Stored rows →
========
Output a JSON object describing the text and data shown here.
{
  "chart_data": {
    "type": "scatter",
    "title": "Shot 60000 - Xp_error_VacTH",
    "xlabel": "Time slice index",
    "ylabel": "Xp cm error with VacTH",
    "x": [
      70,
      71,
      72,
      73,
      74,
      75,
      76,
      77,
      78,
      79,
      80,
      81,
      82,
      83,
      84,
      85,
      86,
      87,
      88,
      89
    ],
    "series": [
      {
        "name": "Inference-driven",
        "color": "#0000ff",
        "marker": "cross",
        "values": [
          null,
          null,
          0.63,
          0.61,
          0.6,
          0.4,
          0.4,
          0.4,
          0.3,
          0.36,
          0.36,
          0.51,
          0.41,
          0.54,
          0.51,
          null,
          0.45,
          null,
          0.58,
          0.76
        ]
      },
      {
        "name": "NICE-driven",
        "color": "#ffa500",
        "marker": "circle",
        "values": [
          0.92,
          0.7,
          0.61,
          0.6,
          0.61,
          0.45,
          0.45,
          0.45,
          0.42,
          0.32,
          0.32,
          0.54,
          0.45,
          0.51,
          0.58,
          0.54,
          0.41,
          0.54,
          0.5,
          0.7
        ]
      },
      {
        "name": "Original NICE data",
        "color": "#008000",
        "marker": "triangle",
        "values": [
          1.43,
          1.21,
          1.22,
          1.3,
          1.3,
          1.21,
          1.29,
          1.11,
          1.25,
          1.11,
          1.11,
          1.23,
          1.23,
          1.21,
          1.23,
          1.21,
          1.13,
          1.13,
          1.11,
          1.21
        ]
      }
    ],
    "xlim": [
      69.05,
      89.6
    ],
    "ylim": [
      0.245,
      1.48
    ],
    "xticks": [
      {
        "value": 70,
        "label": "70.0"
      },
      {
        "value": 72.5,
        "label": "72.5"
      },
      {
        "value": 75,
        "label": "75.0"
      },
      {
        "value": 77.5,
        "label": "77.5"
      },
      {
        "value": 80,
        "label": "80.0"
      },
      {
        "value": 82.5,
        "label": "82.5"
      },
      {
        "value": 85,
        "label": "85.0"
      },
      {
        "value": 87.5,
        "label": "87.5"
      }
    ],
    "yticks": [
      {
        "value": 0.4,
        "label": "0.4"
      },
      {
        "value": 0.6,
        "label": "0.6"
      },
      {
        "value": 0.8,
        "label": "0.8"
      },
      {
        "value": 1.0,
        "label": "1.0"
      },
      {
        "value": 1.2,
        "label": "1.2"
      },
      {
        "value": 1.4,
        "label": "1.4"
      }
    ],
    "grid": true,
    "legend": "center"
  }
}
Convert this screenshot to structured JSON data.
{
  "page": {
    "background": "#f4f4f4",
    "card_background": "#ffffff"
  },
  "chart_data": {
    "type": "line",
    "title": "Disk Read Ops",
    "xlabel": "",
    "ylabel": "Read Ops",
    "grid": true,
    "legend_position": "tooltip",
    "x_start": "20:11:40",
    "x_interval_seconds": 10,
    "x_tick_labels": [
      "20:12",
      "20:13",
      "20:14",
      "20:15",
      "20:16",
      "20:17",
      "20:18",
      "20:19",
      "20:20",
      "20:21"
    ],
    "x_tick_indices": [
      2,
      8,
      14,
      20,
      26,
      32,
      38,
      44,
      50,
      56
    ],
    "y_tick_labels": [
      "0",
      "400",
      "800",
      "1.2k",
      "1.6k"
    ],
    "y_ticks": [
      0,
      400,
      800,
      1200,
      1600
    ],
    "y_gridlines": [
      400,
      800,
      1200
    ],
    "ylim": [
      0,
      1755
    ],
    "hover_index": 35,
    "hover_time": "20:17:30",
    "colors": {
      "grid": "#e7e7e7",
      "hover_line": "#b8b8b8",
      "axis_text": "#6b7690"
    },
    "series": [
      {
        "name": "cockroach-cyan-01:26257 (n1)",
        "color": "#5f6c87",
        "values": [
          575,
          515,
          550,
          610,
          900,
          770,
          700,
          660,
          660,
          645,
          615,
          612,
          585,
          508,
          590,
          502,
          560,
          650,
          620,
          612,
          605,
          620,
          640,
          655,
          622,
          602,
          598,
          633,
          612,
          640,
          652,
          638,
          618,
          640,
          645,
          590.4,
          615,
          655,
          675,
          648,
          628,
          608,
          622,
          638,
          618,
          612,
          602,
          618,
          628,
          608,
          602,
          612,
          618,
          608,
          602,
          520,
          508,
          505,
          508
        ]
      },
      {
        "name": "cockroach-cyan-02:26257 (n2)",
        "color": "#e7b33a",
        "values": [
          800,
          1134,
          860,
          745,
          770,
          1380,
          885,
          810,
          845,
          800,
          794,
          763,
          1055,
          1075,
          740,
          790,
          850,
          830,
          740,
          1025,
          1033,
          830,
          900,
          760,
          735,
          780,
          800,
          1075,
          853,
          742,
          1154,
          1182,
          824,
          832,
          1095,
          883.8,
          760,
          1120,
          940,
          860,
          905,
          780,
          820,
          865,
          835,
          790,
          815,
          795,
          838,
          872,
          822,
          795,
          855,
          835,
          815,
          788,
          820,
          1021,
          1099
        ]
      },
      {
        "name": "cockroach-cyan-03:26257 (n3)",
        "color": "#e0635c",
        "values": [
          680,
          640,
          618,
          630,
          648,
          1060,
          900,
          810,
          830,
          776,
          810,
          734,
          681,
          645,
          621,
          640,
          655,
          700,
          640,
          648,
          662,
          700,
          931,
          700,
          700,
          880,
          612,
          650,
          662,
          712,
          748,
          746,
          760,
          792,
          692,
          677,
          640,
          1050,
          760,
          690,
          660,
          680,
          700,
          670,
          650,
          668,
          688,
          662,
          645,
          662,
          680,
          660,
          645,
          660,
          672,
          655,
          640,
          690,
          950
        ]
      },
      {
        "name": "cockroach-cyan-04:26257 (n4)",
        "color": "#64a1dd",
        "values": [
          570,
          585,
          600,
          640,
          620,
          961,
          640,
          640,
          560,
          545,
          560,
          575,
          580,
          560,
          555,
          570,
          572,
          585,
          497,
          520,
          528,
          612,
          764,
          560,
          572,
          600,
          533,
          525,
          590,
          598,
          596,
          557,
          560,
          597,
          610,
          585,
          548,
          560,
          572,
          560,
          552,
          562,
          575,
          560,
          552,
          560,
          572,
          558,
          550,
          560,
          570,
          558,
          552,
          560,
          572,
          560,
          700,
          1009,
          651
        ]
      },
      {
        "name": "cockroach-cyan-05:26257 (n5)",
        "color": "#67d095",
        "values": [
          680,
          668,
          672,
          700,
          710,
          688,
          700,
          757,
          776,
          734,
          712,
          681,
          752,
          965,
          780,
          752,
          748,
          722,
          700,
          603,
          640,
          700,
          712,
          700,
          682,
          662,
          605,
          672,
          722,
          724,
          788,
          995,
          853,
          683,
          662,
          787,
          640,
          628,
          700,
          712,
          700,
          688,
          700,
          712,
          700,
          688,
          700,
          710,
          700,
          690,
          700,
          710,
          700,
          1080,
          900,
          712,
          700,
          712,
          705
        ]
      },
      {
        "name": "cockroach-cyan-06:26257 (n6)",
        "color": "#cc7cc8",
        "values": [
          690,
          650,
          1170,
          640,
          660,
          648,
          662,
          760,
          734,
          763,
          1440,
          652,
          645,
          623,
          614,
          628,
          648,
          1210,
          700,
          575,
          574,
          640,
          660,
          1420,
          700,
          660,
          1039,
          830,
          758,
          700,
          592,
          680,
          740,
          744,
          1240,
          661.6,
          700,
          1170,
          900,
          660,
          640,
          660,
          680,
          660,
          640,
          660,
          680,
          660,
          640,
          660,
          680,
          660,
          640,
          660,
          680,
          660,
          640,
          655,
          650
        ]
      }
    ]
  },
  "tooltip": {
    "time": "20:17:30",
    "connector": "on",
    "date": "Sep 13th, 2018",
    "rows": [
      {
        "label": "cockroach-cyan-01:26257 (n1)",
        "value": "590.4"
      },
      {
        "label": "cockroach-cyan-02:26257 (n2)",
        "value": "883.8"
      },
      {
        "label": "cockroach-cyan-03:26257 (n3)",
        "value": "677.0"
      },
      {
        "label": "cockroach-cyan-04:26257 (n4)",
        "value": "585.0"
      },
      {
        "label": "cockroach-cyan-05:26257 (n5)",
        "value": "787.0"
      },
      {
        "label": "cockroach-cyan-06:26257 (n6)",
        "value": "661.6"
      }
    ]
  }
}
========
What is being asked → Using the records above, list each line that includes "marker".

Reply →
        "marker": "cross",
        "marker": "circle",
        "marker": "triangle",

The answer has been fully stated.